+++ PROVIDED ENTRIES +++
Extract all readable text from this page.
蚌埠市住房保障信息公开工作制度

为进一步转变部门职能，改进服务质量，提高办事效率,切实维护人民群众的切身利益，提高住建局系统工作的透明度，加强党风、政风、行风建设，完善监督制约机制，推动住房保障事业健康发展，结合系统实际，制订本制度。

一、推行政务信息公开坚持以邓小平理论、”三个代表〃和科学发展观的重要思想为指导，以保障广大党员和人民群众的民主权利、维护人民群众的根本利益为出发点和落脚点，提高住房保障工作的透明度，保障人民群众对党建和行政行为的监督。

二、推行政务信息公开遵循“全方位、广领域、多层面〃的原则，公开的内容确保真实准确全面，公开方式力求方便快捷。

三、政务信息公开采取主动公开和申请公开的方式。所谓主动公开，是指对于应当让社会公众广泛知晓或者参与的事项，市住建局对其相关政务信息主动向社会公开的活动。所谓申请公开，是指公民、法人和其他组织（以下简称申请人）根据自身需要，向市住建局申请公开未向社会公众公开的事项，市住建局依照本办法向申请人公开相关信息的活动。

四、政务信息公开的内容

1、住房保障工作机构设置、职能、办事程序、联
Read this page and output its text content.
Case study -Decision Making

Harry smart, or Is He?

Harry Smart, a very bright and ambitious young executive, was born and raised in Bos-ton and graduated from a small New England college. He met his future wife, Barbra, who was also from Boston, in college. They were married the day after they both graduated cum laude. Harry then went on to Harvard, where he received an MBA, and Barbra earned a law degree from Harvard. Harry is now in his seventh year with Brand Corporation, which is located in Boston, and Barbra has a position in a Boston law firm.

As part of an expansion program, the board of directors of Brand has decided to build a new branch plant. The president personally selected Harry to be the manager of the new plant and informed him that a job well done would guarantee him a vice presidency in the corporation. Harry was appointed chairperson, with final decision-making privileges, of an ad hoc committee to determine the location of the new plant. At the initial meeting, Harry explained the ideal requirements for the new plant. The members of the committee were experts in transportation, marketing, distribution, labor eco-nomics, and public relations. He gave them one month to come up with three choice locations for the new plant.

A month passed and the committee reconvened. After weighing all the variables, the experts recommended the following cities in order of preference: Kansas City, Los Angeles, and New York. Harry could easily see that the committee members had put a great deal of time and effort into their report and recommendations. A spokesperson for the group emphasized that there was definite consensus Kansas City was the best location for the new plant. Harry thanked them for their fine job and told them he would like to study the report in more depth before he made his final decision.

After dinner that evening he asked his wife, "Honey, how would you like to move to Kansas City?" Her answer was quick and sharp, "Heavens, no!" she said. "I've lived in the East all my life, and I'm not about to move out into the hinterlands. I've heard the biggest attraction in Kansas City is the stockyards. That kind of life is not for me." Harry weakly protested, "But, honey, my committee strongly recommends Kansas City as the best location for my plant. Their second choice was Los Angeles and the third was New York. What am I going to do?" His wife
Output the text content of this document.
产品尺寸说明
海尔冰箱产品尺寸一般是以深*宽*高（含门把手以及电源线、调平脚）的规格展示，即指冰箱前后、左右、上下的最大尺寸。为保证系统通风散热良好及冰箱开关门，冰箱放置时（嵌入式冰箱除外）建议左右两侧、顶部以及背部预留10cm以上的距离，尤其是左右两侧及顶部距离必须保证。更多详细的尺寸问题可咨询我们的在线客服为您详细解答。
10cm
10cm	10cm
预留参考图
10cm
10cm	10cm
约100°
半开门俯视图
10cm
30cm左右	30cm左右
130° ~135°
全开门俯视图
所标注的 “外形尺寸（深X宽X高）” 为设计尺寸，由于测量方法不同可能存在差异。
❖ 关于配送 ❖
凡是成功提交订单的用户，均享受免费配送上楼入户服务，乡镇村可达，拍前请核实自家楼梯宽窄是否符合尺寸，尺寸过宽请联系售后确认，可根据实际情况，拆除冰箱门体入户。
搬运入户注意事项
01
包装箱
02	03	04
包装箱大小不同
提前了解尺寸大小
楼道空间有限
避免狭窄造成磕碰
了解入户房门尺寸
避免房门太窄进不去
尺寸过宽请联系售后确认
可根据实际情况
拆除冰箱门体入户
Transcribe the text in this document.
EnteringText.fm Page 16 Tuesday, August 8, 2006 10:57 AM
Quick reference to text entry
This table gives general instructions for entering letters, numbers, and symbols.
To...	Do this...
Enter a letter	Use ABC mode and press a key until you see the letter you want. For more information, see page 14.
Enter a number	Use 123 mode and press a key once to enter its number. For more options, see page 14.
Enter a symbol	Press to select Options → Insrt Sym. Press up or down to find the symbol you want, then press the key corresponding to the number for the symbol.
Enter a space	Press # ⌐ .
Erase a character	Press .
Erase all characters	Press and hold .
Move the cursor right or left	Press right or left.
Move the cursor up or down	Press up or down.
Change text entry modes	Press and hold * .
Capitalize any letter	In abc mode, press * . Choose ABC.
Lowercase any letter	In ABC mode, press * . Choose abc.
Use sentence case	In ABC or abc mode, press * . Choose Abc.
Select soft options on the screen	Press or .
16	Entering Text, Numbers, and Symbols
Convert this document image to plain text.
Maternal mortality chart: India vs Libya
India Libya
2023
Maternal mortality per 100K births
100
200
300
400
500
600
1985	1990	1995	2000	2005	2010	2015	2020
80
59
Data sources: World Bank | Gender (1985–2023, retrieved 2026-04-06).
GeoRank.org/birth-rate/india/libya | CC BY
+++
WORK TO COMPLETE - Each line containing the word "entry" counts once; say how many such lines there are, giving only the number.

FULL ANSWER - 2